Structured figure records
********************

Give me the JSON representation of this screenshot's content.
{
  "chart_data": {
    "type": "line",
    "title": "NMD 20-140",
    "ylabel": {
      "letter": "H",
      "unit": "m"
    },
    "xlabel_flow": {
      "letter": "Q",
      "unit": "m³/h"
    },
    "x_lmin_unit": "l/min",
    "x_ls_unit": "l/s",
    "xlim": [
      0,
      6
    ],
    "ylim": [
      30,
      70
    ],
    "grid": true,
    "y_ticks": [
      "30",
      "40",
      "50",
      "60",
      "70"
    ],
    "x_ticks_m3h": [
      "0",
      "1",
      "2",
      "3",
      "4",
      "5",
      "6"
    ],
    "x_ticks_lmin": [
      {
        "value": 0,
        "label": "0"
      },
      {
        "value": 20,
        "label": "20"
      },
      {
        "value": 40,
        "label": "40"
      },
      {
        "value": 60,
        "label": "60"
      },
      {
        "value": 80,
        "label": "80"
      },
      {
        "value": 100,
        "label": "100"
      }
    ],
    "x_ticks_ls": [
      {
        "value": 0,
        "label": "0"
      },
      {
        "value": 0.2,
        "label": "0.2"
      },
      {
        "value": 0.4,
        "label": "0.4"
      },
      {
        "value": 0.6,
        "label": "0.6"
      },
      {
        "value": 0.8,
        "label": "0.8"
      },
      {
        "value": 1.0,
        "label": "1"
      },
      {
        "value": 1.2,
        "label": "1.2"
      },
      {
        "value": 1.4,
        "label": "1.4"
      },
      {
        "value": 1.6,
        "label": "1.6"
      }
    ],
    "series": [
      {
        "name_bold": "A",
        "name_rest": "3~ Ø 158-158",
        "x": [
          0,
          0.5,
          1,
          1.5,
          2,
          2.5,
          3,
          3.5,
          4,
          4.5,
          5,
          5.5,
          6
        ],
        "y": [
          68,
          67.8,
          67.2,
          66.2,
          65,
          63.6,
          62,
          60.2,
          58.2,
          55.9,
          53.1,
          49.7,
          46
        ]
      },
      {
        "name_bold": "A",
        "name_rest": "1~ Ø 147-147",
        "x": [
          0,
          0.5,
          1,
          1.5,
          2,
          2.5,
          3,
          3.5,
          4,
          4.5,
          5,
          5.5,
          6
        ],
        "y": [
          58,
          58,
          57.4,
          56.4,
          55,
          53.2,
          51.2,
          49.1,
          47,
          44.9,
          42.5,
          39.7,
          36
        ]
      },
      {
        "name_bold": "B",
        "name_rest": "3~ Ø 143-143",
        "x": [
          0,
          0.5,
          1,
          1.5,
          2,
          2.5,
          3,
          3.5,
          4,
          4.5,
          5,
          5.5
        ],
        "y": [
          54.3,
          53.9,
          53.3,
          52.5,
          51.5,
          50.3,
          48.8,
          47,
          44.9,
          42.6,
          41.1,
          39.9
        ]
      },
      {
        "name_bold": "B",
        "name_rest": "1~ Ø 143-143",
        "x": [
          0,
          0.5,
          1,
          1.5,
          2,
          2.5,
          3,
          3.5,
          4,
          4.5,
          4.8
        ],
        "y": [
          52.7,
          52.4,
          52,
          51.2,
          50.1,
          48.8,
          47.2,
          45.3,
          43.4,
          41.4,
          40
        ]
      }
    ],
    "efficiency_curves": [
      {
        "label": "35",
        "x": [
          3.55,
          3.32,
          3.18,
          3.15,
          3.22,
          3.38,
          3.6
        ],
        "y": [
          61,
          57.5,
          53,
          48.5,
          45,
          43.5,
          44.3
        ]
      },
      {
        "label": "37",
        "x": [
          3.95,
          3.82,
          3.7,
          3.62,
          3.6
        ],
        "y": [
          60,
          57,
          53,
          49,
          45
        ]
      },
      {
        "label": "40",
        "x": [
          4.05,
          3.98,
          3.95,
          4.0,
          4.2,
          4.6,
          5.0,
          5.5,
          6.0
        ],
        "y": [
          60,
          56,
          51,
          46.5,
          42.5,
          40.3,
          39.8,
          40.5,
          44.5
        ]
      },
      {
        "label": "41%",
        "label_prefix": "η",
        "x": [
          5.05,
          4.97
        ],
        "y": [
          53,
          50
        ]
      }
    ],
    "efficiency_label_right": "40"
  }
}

********************

**TASK**
Could you reproduce every record above exactly as it appears?

**RESULT OF THIS TASK**
Give me the JSON representation of this screenshot's content.
{
  "chart_data": {
    "type": "line",
    "title": "NMD 20-140",
    "ylabel": {
      "letter": "H",
      "unit": "m"
    },
    "xlabel_flow": {
      "letter": "Q",
      "unit": "m³/h"
    },
    "x_lmin_unit": "l/min",
    "x_ls_unit": "l/s",
    "xlim": [
      0,
      6
    ],
    "ylim": [
      30,
      70
    ],
    "grid": true,
    "y_ticks": [
      "30",
      "40",
      "50",
      "60",
      "70"
    ],
    "x_ticks_m3h": [
      "0",
      "1",
      "2",
      "3",
      "4",
      "5",
      "6"
    ],
    "x_ticks_lmin": [
      {
        "value": 0,
        "label": "0"
      },
      {
        "value": 20,
        "label": "20"
      },
      {
        "value": 40,
        "label": "40"
      },
      {
        "value": 60,
        "label": "60"
      },
      {
        "value": 80,
        "label": "80"
      },
      {
        "value": 100,
        "label": "100"
      }
    ],
    "x_ticks_ls": [
      {
        "value": 0,
        "label": "0"
      },
      {
        "value": 0.2,
        "label": "0.2"
      },
      {
        "value": 0.4,
        "label": "0.4"
      },
      {
        "value": 0.6,
        "label": "0.6"
      },
      {
        "value": 0.8,
        "label": "0.8"
      },
      {
        "value": 1.0,
        "label": "1"
      },
      {
        "value": 1.2,
        "label": "1.2"
      },
      {
        "value": 1.4,
        "label": "1.4"
      },
      {
        "value": 1.6,
        "label": "1.6"
      }
    ],
    "series": [
      {
        "name_bold": "A",
        "name_rest": "3~ Ø 158-158",
        "x": [
          0,
          0.5,
          1,
          1.5,
          2,
          2.5,
          3,
          3.5,
          4,
          4.5,
          5,
          5.5,
          6
        ],
        "y": [
          68,
          67.8,
          67.2,
          66.2,
          65,
          63.6,
          62,
          60.2,
          58.2,
          55.9,
          53.1,
          49.7,
          46
        ]
      },
      {
        "name_bold": "A",
        "name_rest": "1~ Ø 147-147",
        "x": [
          0,
          0.5,
          1,
          1.5,
          2,
          2.5,
          3,
          3.5,
          4,
          4.5,
          5,
          5.5,
          6
        ],
        "y": [
          58,
          58,
          57.4,
          56.4,
          55,
          53.2,
          51.2,
          49.1,
          47,
          44.9,
          42.5,
          39.7,
          36
        ]
      },
      {
        "name_bold": "B",
        "name_rest": "3~ Ø 143-143",
        "x": [
          0,
          0.5,
          1,
          1.5,
          2,
          2.5,
          3,
          3.5,
          4,
          4.5,
          5,
          5.5
        ],
        "y": [
          54.3,
          53.9,
          53.3,
          52.5,
          51.5,
          50.3,
          48.8,
          47,
          44.9,
          42.6,
          41.1,
          39.9
        ]
      },
      {
        "name_bold": "B",
        "name_rest": "1~ Ø 143-143",
        "x": [
          0,
          0.5,
          1,
          1.5,
          2,
          2.5,
          3,
          3.5,
          4,
          4.5,
          4.8
        ],
        "y": [
          52.7,
          52.4,
          52,
          51.2,
          50.1,
          48.8,
          47.2,
          45.3,
          43.4,
          41.4,
          40
        ]
      }
    ],
    "efficiency_curves": [
      {
        "label": "35",
        "x": [
          3.55,
          3.32,
          3.18,
          3.15,
          3.22,
          3.38,
          3.6
        ],
        "y": [
          61,
          57.5,
          53,
          48.5,
          45,
          43.5,
          44.3
        ]
      },
      {
        "label": "37",
        "x": [
          3.95,
          3.82,
          3.7,
          3.62,
          3.6
        ],
        "y": [
          60,
          57,
          53,
          49,
          45
        ]
      },
      {
        "label": "40",
        "x": [
          4.05,
          3.98,
          3.95,
          4.0,
          4.2,
          4.6,
          5.0,
          5.5,
          6.0
        ],
        "y": [
          60,
          56,
          51,
          46.5,
          42.5,
          40.3,
          39.8,
          40.5,
          44.5
        ]
      },
      {
        "label": "41%",
        "label_prefix": "η",
        "x": [
          5.05,
          4.97
        ],
        "y": [
          53,
          50
        ]
      }
    ],
    "efficiency_label_right": "40"
  }
}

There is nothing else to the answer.